[Stored entries]
----------

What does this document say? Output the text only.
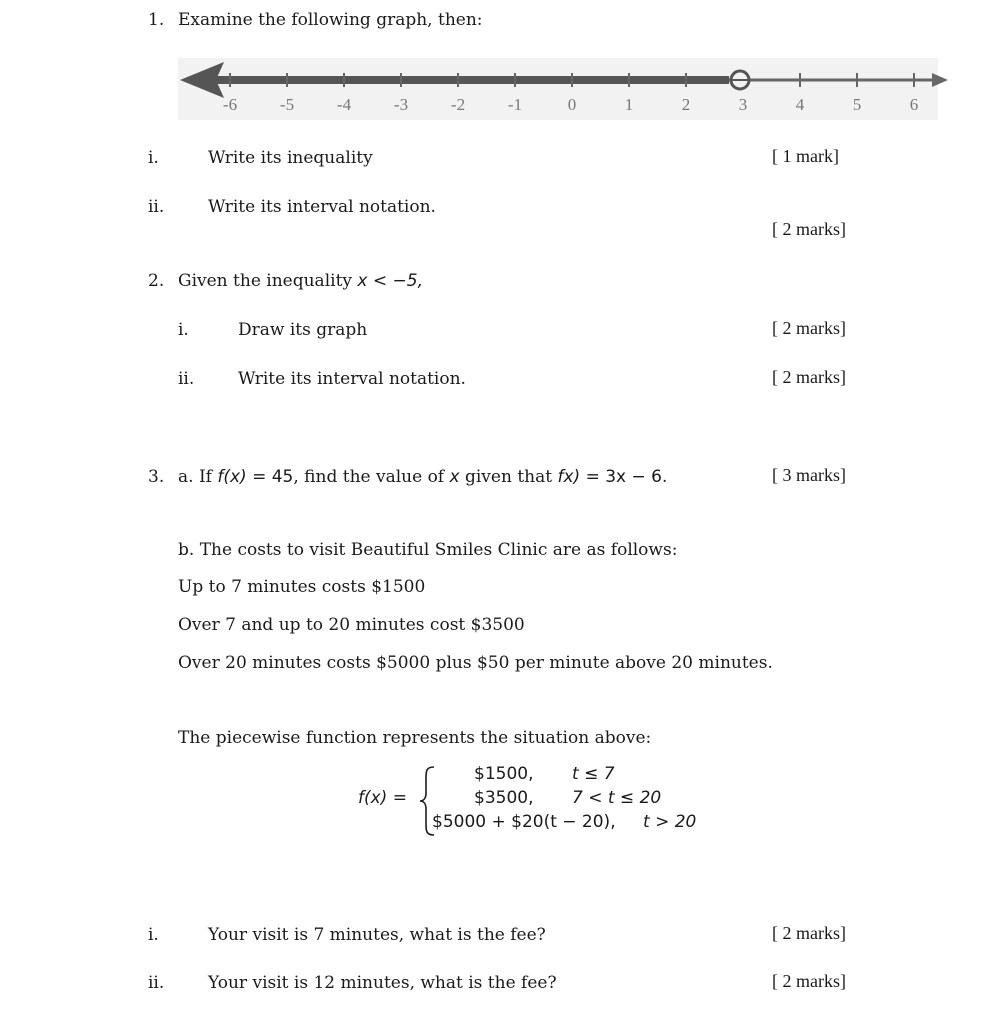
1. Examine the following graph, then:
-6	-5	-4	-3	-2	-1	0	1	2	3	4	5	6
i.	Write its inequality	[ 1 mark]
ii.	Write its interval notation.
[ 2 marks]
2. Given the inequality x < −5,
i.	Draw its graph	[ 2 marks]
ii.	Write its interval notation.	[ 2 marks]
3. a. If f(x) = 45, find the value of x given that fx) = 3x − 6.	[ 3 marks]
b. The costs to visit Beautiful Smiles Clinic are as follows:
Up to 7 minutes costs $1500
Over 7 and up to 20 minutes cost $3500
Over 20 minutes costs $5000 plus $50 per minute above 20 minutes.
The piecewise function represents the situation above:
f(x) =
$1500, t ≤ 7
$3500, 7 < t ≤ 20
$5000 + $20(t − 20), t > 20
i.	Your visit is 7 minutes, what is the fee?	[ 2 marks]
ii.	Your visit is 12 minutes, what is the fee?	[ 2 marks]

----------

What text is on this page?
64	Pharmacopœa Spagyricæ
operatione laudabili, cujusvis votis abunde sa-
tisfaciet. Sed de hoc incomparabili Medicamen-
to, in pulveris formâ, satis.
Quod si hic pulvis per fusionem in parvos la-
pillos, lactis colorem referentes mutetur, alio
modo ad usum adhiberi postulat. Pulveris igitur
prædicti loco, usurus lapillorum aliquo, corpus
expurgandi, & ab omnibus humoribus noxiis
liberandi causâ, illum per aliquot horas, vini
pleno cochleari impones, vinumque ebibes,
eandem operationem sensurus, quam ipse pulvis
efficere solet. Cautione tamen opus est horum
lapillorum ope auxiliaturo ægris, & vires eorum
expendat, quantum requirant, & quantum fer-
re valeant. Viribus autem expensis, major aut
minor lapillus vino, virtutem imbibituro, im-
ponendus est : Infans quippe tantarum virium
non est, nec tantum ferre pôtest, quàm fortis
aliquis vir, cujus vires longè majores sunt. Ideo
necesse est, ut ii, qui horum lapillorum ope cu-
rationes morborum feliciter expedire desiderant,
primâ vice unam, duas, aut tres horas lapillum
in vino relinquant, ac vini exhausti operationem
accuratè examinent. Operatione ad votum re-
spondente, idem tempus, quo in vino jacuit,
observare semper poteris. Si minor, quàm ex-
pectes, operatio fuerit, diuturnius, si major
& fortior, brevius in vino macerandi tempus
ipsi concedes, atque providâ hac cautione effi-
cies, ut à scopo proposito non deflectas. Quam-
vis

----------

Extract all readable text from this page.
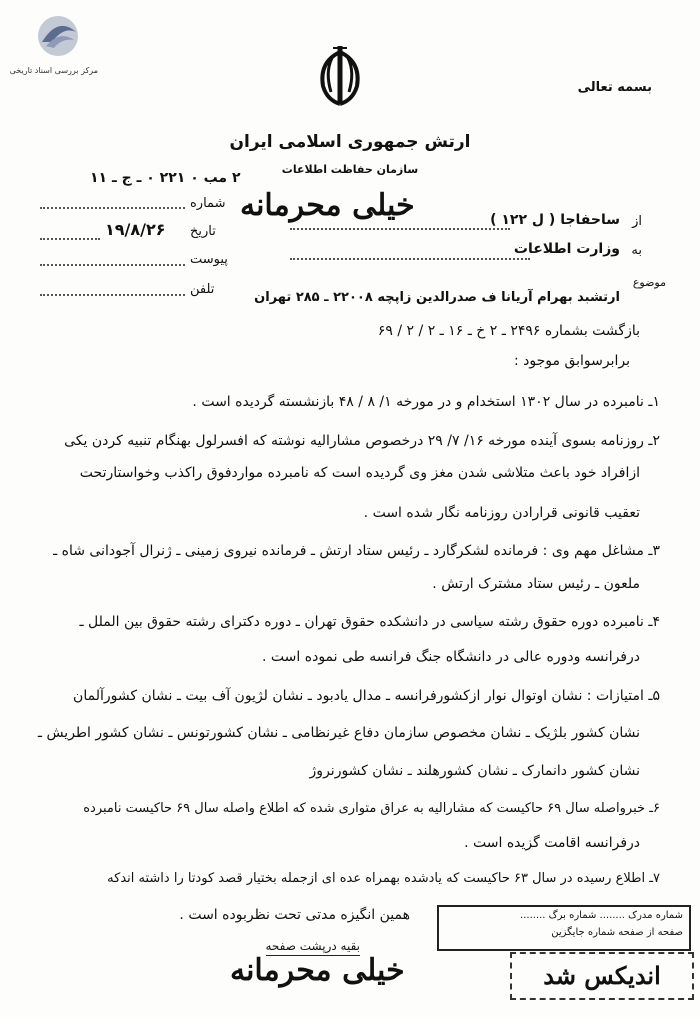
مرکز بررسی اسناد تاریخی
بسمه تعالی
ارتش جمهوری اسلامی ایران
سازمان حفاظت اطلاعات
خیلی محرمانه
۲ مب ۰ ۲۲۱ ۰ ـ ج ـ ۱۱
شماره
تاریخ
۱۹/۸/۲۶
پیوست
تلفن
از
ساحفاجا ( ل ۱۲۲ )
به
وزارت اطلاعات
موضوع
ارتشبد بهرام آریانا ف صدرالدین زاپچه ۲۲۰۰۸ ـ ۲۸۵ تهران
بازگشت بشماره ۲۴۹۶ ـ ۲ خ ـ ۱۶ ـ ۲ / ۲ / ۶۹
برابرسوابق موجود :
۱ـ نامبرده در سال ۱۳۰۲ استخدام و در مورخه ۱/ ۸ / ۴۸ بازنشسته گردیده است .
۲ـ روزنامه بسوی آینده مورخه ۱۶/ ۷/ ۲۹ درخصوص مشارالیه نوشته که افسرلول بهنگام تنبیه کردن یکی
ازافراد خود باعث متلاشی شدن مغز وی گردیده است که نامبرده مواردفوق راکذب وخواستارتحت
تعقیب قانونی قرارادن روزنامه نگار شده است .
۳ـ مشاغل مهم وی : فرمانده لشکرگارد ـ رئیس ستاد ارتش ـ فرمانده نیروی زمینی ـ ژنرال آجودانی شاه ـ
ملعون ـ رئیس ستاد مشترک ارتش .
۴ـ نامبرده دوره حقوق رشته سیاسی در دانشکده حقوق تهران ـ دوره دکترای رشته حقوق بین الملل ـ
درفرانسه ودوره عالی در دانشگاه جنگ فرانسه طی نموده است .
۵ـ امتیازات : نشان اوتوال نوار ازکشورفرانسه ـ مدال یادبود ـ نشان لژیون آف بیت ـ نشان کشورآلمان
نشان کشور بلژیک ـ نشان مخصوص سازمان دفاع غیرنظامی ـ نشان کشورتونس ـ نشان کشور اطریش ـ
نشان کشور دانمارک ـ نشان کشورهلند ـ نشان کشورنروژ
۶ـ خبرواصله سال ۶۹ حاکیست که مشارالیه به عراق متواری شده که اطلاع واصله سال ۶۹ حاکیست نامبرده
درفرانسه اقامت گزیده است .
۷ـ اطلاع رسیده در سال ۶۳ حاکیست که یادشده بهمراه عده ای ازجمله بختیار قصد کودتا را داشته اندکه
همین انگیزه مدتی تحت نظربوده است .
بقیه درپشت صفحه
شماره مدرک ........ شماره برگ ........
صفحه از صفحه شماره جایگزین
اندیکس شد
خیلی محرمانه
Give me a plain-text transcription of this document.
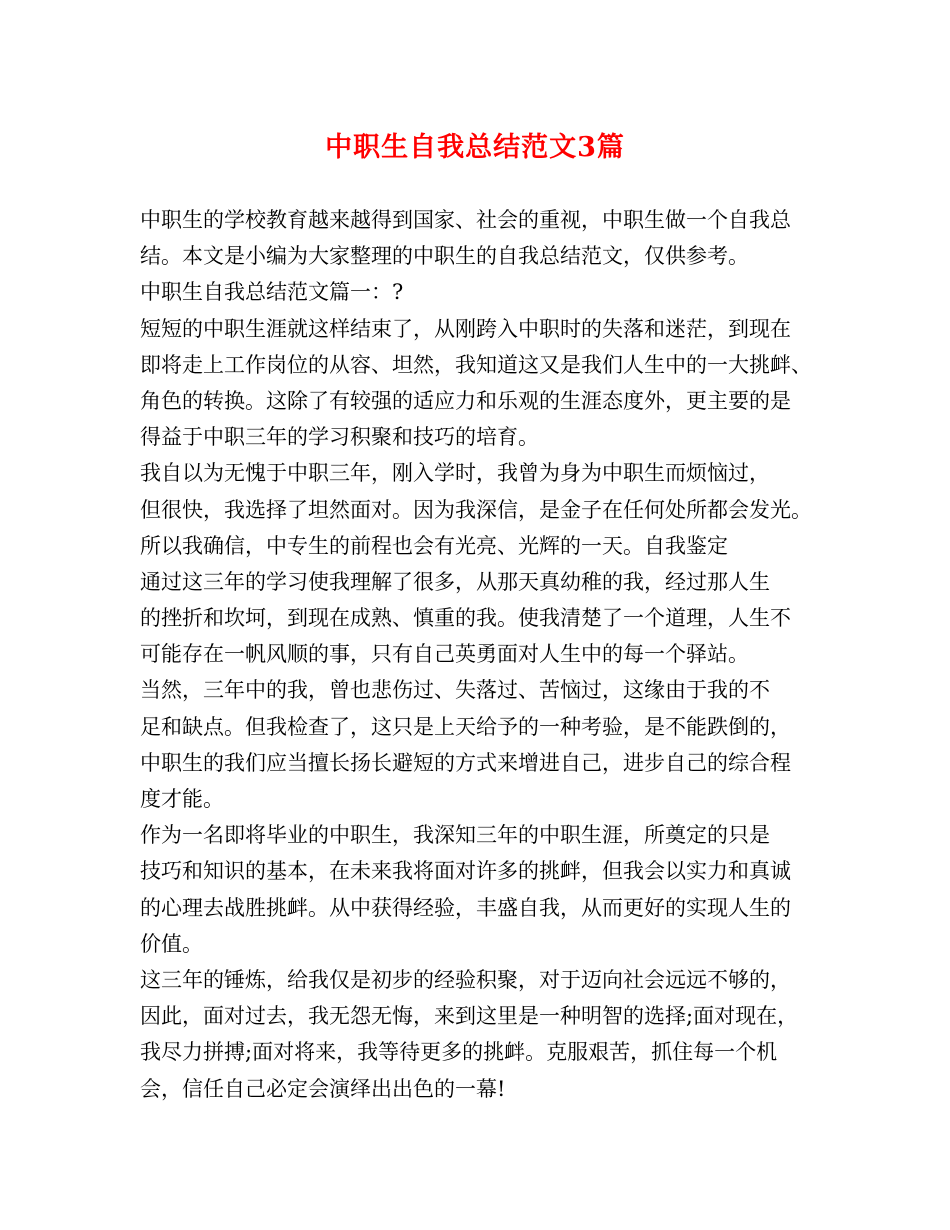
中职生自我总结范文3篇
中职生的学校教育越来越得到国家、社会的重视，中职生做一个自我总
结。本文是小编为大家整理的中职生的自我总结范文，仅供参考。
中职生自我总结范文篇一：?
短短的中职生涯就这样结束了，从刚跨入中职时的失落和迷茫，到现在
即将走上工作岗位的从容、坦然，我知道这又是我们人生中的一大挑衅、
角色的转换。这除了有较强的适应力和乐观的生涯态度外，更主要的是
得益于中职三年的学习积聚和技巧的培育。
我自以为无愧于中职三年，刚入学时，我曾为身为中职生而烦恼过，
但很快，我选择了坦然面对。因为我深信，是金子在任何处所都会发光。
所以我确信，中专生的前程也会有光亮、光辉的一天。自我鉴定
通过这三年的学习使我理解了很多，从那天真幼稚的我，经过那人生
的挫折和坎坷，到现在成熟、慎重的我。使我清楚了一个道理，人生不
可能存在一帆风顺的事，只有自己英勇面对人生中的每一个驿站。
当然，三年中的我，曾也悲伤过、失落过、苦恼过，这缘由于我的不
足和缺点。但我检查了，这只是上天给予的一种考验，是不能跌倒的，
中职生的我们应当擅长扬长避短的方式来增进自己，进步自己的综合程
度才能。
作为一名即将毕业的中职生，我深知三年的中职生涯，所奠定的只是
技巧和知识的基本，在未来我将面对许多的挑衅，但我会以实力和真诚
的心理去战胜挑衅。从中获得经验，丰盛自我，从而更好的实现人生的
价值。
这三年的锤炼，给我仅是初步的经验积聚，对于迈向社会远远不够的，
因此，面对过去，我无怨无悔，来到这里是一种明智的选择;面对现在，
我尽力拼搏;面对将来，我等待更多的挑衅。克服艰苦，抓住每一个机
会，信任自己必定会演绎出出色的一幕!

----------

- [SET PROBLEM]:
Gather all the lines that include the word "this" and copy them out.

- [SOLVED PROBLEM]:
What does this document say? Output the text only.
What text is on this page?
Extract all readable text from this page.
Give me a plain-text transcription of this document.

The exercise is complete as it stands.